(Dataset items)
━━━━━━━━━━━━━━━━

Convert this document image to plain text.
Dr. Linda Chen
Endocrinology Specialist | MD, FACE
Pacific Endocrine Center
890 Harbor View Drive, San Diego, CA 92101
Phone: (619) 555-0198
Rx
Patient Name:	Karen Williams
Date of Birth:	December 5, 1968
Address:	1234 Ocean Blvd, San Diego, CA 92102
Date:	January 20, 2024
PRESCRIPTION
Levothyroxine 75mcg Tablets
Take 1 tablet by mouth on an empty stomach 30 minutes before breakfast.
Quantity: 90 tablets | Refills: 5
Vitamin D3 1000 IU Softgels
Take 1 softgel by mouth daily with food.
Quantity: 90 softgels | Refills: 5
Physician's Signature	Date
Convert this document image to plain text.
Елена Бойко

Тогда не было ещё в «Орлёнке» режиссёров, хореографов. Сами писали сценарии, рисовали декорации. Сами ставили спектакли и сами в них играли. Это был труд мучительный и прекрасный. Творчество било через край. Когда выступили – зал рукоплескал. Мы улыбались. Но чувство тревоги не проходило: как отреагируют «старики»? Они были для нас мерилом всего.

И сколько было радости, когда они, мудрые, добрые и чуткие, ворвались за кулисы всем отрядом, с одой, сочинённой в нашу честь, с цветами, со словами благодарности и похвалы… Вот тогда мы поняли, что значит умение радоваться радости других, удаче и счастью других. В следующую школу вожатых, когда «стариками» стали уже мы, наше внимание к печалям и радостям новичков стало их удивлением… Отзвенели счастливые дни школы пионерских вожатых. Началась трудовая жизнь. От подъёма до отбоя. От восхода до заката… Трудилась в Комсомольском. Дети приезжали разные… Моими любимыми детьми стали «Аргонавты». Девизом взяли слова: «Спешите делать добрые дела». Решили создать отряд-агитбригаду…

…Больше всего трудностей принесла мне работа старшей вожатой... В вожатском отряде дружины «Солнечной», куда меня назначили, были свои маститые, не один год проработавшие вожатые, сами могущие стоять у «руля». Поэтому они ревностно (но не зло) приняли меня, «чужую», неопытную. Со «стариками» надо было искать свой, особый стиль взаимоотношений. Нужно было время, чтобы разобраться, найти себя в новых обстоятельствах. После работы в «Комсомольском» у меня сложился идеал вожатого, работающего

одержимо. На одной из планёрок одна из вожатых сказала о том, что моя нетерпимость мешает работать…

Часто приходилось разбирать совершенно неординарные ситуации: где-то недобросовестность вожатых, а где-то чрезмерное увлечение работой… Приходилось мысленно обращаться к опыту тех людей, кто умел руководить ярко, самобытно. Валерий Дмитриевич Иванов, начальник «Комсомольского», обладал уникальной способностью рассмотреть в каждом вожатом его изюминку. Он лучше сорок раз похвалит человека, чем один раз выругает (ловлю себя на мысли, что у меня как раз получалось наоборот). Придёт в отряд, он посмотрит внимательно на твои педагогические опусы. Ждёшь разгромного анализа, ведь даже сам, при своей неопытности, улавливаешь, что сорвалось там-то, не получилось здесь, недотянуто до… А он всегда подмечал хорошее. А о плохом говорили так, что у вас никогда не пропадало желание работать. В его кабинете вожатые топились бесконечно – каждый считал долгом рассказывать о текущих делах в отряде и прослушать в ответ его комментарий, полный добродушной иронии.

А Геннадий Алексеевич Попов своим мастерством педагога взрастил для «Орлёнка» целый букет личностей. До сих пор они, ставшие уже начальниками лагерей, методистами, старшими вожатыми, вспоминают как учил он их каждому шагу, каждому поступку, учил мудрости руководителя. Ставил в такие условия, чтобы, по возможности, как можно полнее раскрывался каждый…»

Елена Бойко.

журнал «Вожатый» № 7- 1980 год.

━━━━━━━━━━━━━━━━

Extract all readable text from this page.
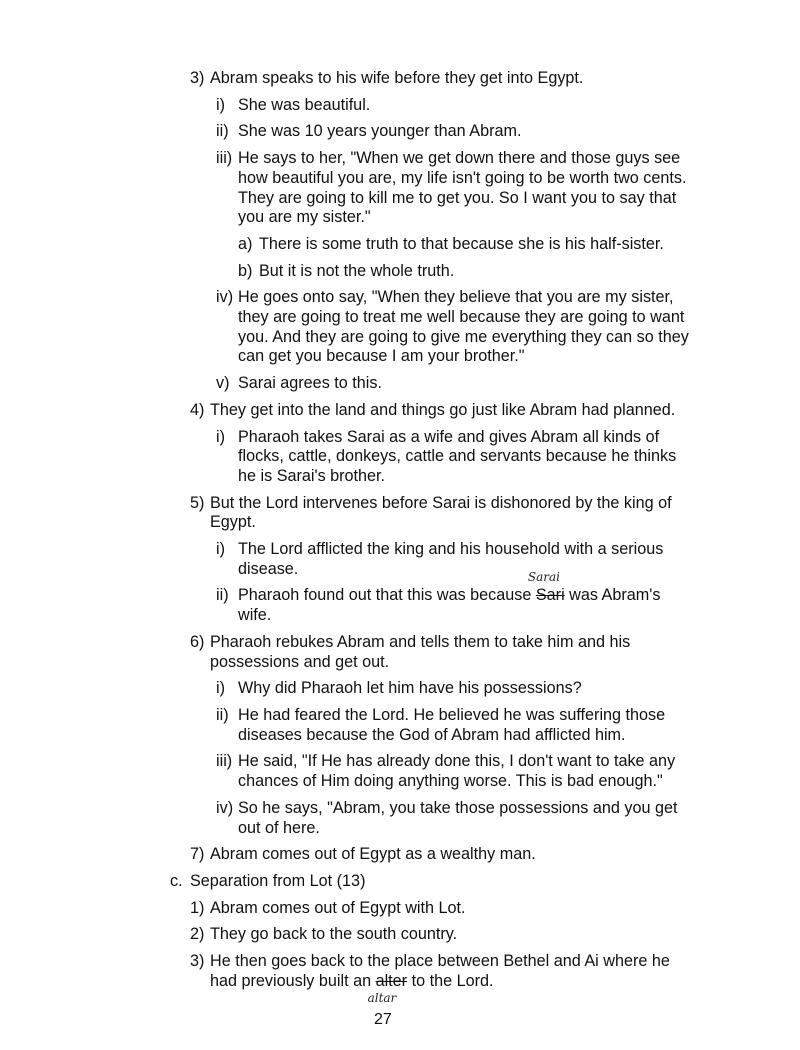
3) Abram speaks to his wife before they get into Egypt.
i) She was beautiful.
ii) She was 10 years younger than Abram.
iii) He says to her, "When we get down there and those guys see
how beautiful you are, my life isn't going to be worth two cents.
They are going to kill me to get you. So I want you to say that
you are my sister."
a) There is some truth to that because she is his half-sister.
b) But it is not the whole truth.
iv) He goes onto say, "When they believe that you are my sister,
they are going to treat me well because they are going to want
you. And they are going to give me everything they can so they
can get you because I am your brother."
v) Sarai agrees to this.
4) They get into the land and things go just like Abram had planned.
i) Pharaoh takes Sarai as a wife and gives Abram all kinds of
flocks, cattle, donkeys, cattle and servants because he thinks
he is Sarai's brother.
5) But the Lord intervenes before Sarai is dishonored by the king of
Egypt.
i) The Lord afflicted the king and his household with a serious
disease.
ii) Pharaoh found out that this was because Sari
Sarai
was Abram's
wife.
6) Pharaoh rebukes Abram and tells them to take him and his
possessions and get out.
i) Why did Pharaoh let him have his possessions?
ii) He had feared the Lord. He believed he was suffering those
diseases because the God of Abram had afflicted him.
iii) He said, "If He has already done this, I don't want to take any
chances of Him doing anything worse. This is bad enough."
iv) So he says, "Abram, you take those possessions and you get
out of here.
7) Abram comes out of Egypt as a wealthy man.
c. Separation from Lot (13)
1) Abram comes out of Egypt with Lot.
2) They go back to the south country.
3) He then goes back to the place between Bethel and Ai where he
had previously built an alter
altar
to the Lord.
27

━━━━━━━━━━━━━━━━

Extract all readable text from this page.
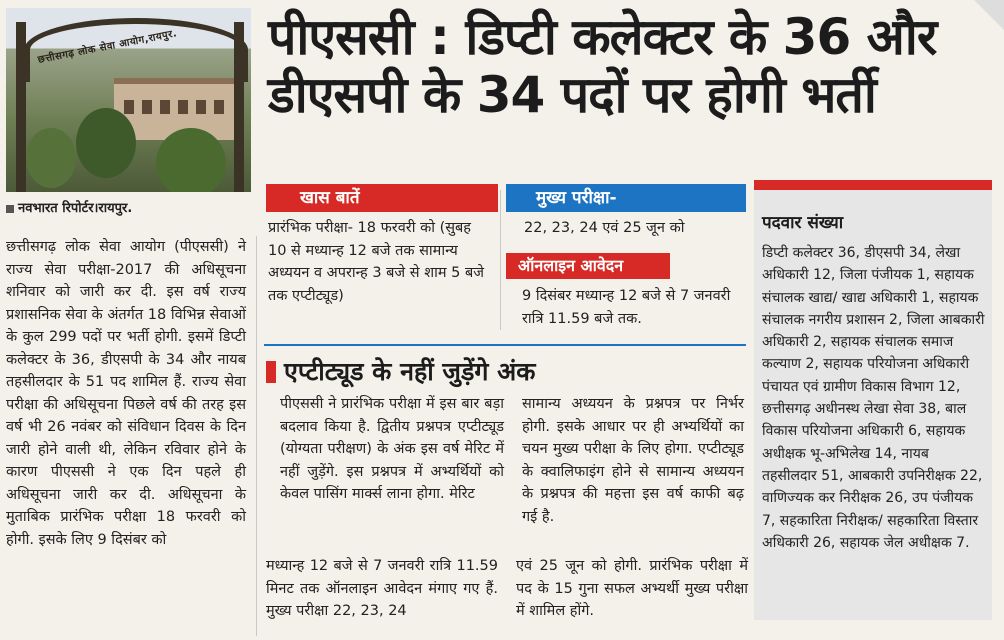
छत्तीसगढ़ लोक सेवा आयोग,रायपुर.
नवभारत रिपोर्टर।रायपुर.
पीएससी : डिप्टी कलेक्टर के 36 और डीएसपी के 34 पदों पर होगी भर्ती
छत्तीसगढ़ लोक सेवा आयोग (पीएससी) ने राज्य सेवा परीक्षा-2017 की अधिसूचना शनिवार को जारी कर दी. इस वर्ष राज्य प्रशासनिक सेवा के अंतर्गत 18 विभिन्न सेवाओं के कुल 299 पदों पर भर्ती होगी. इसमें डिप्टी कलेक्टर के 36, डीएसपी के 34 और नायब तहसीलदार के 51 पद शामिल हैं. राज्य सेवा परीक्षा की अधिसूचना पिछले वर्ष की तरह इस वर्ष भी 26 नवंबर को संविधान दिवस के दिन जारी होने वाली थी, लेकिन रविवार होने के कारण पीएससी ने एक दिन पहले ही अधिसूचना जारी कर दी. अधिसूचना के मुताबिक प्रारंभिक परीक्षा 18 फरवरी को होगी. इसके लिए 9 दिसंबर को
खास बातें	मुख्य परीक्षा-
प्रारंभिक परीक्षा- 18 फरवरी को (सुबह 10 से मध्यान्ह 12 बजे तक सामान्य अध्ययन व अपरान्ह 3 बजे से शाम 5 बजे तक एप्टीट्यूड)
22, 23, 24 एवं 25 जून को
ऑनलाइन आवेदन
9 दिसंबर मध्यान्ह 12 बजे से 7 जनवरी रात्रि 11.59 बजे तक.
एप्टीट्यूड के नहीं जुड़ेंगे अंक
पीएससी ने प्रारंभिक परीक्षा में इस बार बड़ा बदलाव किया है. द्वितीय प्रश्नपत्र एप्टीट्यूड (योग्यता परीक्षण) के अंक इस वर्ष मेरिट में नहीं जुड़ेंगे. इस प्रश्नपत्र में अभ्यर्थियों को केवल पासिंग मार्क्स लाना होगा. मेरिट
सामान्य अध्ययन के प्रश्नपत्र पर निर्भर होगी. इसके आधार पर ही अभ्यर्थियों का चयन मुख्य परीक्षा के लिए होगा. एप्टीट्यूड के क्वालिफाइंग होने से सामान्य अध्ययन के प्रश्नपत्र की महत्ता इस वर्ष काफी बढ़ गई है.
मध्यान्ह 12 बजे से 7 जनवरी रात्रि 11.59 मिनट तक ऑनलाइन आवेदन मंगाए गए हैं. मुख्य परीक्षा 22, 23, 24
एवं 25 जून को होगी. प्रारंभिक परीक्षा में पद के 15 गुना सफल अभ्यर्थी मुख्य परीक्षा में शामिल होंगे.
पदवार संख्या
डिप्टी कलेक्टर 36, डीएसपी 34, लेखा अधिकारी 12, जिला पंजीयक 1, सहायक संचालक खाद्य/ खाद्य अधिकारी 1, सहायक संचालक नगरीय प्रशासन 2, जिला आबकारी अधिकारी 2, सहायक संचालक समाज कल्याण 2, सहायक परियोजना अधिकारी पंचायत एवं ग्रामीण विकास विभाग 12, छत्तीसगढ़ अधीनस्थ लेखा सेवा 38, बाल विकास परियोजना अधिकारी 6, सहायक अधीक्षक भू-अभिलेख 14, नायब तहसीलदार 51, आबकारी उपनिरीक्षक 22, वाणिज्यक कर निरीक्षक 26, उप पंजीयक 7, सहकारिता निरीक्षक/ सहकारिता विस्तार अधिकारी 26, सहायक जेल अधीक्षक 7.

━━━━━━━━━━━━━━━━

**REQUEST:**
Identify the lines of the entries containing the string "says". Copy each such line.

**FULL SOLUTION:**
iii) He says to her, "When we get down there and those guys see
iv) So he says, "Abram, you take those possessions and you get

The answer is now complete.